**A run of records**:

┌──

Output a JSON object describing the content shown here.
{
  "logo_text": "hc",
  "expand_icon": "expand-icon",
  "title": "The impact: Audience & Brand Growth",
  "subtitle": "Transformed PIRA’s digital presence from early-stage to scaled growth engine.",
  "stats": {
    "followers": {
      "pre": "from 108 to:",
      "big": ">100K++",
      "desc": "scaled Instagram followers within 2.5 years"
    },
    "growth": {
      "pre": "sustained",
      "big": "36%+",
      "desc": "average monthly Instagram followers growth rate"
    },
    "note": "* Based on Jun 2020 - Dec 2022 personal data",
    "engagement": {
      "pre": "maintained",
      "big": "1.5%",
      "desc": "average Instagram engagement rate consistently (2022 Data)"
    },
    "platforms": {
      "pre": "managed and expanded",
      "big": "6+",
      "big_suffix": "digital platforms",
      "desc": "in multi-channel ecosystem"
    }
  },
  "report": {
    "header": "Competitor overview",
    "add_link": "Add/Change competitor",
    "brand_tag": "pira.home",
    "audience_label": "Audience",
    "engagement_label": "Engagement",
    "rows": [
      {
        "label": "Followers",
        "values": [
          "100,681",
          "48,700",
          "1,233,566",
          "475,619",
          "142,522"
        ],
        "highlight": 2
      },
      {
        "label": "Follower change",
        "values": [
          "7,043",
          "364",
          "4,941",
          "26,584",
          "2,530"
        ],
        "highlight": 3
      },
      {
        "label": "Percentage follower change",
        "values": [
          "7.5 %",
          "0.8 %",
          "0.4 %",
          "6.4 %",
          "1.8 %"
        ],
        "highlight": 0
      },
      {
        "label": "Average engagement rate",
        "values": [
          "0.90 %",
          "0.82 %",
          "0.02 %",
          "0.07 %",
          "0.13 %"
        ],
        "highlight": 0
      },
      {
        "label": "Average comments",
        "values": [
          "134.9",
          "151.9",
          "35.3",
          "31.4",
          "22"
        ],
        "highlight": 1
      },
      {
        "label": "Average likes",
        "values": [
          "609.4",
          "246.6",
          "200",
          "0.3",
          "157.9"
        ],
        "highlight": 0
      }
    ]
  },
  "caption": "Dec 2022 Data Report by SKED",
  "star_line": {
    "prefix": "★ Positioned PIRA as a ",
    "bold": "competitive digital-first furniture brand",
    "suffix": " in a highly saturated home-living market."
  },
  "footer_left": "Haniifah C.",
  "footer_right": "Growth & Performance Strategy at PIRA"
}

└──

**What the task asks**:
Transcribe the records above exactly as they appear.

**Problem solution**:
Output a JSON object describing the content shown here.
{
  "logo_text": "hc",
  "expand_icon": "expand-icon",
  "title": "The impact: Audience & Brand Growth",
  "subtitle": "Transformed PIRA’s digital presence from early-stage to scaled growth engine.",
  "stats": {
    "followers": {
      "pre": "from 108 to:",
      "big": ">100K++",
      "desc": "scaled Instagram followers within 2.5 years"
    },
    "growth": {
      "pre": "sustained",
      "big": "36%+",
      "desc": "average monthly Instagram followers growth rate"
    },
    "note": "* Based on Jun 2020 - Dec 2022 personal data",
    "engagement": {
      "pre": "maintained",
      "big": "1.5%",
      "desc": "average Instagram engagement rate consistently (2022 Data)"
    },
    "platforms": {
      "pre": "managed and expanded",
      "big": "6+",
      "big_suffix": "digital platforms",
      "desc": "in multi-channel ecosystem"
    }
  },
  "report": {
    "header": "Competitor overview",
    "add_link": "Add/Change competitor",
    "brand_tag": "pira.home",
    "audience_label": "Audience",
    "engagement_label": "Engagement",
    "rows": [
      {
        "label": "Followers",
        "values": [
          "100,681",
          "48,700",
          "1,233,566",
          "475,619",
          "142,522"
        ],
        "highlight": 2
      },
      {
        "label": "Follower change",
        "values": [
          "7,043",
          "364",
          "4,941",
          "26,584",
          "2,530"
        ],
        "highlight": 3
      },
      {
        "label": "Percentage follower change",
        "values": [
          "7.5 %",
          "0.8 %",
          "0.4 %",
          "6.4 %",
          "1.8 %"
        ],
        "highlight": 0
      },
      {
        "label": "Average engagement rate",
        "values": [
          "0.90 %",
          "0.82 %",
          "0.02 %",
          "0.07 %",
          "0.13 %"
        ],
        "highlight": 0
      },
      {
        "label": "Average comments",
        "values": [
          "134.9",
          "151.9",
          "35.3",
          "31.4",
          "22"
        ],
        "highlight": 1
      },
      {
        "label": "Average likes",
        "values": [
          "609.4",
          "246.6",
          "200",
          "0.3",
          "157.9"
        ],
        "highlight": 0
      }
    ]
  },
  "caption": "Dec 2022 Data Report by SKED",
  "star_line": {
    "prefix": "★ Positioned PIRA as a ",
    "bold": "competitive digital-first furniture brand",
    "suffix": " in a highly saturated home-living market."
  },
  "footer_left": "Haniifah C.",
  "footer_right": "Growth & Performance Strategy at PIRA"
}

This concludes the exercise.